◆ Source records
________________________

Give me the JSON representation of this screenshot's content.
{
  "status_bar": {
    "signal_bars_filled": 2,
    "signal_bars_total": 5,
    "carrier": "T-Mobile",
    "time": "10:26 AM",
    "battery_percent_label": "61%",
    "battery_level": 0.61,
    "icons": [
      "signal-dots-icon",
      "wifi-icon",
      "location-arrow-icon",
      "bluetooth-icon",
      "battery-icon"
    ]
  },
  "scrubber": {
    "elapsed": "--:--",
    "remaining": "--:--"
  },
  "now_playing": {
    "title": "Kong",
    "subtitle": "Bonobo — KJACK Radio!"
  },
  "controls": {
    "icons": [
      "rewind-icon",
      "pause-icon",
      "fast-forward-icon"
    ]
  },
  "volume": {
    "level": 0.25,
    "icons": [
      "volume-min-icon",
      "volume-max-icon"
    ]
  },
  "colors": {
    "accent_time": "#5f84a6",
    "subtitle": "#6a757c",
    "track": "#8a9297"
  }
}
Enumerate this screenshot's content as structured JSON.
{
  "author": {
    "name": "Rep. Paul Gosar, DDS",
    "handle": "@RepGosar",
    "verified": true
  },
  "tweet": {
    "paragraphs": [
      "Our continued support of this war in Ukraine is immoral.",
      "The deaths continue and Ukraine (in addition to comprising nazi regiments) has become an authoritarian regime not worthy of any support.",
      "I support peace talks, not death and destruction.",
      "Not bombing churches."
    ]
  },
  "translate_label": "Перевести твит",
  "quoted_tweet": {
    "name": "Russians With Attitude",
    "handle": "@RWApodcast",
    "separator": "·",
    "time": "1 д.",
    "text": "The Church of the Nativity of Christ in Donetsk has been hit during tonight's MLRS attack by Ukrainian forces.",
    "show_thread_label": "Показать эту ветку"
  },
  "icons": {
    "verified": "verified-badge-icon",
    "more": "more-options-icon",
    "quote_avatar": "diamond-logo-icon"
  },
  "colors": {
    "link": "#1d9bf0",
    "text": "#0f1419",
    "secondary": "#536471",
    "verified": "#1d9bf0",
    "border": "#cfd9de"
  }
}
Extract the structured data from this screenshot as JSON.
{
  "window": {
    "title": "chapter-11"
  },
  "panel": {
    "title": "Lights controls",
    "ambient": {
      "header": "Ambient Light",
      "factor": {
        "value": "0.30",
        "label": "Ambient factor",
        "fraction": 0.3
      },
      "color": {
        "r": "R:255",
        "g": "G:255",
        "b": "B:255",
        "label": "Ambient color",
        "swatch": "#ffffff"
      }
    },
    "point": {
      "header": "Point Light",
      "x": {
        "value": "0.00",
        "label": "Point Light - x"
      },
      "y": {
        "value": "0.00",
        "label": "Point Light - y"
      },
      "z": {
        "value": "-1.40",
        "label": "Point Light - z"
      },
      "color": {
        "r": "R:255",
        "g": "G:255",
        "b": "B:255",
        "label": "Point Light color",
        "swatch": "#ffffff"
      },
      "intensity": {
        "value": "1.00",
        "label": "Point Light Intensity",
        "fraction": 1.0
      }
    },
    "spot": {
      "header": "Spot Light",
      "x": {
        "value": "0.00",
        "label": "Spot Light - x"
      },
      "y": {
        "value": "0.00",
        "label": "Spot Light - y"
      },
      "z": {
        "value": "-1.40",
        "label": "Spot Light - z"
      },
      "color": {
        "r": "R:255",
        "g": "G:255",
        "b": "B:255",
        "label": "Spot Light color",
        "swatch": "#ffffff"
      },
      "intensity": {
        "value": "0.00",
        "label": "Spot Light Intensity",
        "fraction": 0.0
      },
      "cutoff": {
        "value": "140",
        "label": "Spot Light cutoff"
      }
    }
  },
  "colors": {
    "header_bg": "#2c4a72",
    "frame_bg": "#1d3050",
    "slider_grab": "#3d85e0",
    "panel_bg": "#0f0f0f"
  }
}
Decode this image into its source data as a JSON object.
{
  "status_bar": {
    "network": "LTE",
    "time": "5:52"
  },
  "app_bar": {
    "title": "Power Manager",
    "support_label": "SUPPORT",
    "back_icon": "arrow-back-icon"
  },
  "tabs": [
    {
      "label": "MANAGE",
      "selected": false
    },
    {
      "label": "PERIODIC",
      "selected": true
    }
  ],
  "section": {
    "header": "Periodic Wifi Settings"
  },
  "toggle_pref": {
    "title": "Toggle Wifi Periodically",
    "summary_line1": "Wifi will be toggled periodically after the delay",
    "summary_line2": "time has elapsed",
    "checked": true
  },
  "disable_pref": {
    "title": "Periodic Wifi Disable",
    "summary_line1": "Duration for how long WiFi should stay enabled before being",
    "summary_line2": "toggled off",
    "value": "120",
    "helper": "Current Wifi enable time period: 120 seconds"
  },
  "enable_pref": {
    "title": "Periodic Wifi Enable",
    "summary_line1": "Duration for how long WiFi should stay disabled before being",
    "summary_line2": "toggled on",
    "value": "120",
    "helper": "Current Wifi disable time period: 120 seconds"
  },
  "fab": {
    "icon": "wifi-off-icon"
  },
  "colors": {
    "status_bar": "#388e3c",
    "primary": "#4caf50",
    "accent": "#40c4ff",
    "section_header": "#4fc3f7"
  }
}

________________________

◆ Exercise task
Pick out each line containing "this" and report it.

◆ Completed exercise
Give me the JSON representation of this screenshot's content.
Enumerate this screenshot's content as structured JSON.
      "Our continued support of this war in Ukraine is immoral.",
Extract the structured data from this screenshot as JSON.
Decode this image into its source data as a JSON object.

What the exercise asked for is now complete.